═══ Data in this exercise

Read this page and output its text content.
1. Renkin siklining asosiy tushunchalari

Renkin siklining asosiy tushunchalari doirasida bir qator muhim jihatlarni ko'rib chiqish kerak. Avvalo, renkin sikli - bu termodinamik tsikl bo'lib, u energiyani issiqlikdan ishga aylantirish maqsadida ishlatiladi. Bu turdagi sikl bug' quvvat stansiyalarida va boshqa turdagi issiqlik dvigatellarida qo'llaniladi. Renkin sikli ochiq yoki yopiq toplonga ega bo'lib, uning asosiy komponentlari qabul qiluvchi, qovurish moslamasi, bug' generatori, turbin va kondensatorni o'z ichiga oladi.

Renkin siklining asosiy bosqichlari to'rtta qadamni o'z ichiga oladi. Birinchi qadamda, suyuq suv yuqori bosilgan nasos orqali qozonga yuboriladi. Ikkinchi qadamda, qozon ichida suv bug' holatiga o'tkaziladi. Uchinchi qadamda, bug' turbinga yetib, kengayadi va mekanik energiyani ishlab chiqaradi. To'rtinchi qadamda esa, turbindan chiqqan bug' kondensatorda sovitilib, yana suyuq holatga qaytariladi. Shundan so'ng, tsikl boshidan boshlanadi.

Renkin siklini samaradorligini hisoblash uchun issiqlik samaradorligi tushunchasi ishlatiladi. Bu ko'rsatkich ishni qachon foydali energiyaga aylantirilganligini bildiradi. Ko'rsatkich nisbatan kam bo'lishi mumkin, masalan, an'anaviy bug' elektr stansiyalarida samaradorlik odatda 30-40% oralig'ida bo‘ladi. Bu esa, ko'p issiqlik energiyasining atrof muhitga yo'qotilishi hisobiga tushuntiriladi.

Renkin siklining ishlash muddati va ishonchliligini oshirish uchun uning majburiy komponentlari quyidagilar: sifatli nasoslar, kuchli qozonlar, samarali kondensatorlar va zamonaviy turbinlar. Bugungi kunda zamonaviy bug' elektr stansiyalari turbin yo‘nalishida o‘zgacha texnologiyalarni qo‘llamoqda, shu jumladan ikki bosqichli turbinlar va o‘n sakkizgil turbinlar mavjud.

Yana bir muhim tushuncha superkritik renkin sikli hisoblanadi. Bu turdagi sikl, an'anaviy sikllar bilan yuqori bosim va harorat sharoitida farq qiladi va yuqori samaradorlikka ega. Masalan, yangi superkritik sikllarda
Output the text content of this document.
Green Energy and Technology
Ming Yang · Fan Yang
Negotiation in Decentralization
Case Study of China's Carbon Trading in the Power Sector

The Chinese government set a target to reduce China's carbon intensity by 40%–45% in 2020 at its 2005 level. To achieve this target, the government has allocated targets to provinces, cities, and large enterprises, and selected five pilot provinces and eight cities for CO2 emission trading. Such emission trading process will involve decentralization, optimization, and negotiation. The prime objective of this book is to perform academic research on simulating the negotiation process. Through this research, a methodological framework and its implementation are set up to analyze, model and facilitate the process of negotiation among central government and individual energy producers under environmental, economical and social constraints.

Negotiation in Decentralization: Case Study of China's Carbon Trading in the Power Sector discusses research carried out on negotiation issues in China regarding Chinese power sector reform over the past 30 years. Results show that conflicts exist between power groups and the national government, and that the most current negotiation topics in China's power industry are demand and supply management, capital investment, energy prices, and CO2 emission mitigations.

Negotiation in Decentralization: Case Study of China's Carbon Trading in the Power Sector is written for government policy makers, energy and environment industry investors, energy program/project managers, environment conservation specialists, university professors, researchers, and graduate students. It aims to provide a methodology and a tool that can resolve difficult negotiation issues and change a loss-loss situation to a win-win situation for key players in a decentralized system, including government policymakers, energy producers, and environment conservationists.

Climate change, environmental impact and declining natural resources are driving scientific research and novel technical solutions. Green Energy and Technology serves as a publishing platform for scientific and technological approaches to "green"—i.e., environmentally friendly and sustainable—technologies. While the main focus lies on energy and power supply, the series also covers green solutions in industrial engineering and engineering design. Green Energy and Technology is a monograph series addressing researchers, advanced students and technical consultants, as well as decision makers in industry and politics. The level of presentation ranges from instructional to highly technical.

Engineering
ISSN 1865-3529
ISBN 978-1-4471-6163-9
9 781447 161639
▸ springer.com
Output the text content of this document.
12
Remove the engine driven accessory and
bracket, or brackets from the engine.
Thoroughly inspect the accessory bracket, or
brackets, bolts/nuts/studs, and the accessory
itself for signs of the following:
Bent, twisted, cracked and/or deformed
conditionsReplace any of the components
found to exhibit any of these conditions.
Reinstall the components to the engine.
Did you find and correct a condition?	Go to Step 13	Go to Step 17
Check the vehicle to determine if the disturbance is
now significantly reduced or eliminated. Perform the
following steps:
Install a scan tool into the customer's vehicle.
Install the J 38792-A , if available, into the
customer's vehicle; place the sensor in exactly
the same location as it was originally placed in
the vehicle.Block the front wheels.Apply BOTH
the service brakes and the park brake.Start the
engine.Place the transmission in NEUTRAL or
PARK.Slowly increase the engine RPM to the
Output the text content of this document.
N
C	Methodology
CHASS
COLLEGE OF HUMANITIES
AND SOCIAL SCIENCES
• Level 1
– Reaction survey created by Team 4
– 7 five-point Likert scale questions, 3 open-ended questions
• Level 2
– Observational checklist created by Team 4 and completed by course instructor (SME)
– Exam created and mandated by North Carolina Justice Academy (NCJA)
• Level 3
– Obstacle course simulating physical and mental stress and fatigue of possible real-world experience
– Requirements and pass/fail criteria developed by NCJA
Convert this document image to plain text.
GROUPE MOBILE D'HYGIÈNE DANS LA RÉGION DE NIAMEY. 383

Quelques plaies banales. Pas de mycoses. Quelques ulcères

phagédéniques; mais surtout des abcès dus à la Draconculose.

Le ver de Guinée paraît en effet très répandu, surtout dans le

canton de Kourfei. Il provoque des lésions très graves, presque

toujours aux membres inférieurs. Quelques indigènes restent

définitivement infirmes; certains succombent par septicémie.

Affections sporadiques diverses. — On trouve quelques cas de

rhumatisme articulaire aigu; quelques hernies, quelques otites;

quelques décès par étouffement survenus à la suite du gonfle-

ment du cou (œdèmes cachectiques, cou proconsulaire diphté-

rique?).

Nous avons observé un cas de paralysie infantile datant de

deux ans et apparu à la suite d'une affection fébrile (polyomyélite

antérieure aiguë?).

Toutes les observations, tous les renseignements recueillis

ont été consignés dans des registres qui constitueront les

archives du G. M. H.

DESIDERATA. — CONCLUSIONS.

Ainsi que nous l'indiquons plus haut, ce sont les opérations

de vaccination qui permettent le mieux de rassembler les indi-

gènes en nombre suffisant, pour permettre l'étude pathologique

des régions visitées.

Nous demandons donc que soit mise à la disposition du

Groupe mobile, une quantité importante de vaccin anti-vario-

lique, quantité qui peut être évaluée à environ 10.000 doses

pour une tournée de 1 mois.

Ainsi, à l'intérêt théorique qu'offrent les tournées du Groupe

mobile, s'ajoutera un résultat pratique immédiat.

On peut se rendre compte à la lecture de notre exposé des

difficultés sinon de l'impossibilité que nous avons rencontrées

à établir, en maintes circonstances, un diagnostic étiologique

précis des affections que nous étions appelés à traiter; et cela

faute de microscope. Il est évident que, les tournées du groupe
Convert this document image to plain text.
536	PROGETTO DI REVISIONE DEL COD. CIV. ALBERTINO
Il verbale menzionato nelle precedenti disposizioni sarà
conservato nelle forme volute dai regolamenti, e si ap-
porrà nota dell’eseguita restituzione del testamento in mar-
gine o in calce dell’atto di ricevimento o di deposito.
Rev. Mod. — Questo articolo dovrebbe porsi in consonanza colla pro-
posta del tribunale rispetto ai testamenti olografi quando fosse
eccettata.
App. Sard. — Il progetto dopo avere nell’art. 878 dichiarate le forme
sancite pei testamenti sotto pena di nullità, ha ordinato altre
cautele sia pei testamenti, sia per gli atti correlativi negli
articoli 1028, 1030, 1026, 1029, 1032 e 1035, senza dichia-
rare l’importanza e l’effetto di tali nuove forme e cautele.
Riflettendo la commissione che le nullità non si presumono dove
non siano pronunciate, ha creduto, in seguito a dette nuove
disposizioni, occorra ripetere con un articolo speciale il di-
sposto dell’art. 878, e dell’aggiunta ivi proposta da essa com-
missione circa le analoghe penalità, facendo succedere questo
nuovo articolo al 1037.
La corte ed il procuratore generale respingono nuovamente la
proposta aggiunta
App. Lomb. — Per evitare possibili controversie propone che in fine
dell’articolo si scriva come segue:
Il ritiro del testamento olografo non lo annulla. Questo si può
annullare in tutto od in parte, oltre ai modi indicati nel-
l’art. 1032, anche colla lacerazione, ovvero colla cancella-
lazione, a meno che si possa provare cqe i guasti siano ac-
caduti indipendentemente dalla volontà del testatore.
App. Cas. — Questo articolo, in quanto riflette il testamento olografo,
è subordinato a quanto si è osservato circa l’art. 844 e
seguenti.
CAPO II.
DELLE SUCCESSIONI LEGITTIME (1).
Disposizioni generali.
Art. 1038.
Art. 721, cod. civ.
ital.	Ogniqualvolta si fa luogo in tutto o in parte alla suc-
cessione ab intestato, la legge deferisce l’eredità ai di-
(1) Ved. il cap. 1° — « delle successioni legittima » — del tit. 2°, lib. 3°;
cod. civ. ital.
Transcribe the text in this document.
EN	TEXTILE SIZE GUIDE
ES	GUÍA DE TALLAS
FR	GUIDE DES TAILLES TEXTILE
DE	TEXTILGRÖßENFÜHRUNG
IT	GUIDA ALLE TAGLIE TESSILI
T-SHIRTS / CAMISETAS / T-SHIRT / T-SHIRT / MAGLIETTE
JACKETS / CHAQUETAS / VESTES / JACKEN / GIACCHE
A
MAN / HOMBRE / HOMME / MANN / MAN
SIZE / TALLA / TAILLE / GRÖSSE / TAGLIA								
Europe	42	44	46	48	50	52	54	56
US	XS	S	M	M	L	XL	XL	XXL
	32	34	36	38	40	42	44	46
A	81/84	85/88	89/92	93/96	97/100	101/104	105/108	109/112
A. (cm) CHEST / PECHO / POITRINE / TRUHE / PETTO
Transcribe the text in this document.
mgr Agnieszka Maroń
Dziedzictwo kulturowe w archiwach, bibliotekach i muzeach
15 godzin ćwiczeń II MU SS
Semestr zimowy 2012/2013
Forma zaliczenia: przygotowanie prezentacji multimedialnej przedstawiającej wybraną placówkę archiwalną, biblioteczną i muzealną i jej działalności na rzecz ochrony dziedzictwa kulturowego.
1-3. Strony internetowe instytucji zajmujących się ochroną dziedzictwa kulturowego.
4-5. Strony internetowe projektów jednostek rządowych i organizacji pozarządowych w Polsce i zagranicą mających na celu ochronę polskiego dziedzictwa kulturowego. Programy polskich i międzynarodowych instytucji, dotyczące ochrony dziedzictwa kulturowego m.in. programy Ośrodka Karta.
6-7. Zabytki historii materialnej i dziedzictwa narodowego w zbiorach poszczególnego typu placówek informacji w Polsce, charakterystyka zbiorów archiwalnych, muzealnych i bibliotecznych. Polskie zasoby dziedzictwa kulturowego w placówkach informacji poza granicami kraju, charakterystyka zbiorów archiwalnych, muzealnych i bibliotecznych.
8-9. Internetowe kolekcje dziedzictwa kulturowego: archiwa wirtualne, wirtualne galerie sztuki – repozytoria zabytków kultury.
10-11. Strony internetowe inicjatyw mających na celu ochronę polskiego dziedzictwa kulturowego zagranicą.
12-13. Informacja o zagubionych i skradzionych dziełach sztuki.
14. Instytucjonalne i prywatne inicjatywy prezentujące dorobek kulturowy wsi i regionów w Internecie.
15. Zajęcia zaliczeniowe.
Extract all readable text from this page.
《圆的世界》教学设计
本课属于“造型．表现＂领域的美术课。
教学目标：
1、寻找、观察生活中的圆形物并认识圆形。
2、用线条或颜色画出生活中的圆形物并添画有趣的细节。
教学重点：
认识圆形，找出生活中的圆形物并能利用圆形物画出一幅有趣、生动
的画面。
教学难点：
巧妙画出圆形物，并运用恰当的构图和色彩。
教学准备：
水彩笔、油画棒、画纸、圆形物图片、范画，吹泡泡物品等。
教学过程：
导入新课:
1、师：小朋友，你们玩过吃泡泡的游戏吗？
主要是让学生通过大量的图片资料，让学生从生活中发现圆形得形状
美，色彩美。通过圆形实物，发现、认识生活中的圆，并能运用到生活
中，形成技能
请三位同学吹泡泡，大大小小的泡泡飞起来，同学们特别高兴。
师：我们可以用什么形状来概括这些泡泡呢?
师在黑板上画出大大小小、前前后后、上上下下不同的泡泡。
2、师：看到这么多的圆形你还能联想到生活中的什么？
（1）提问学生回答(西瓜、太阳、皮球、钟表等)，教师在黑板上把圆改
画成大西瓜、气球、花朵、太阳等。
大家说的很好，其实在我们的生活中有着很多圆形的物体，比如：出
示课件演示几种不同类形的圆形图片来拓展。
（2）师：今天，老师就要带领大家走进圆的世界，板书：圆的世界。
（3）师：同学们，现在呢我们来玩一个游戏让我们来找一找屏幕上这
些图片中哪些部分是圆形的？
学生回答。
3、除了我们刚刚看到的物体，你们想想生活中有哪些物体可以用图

══════

**Objective:** Pick each line holding the word "proposta" out of the listing.

**Complete answer:**
sposto dell’art. 878, e dell’aggiunta ivi proposta da essa com-
proposta aggiunta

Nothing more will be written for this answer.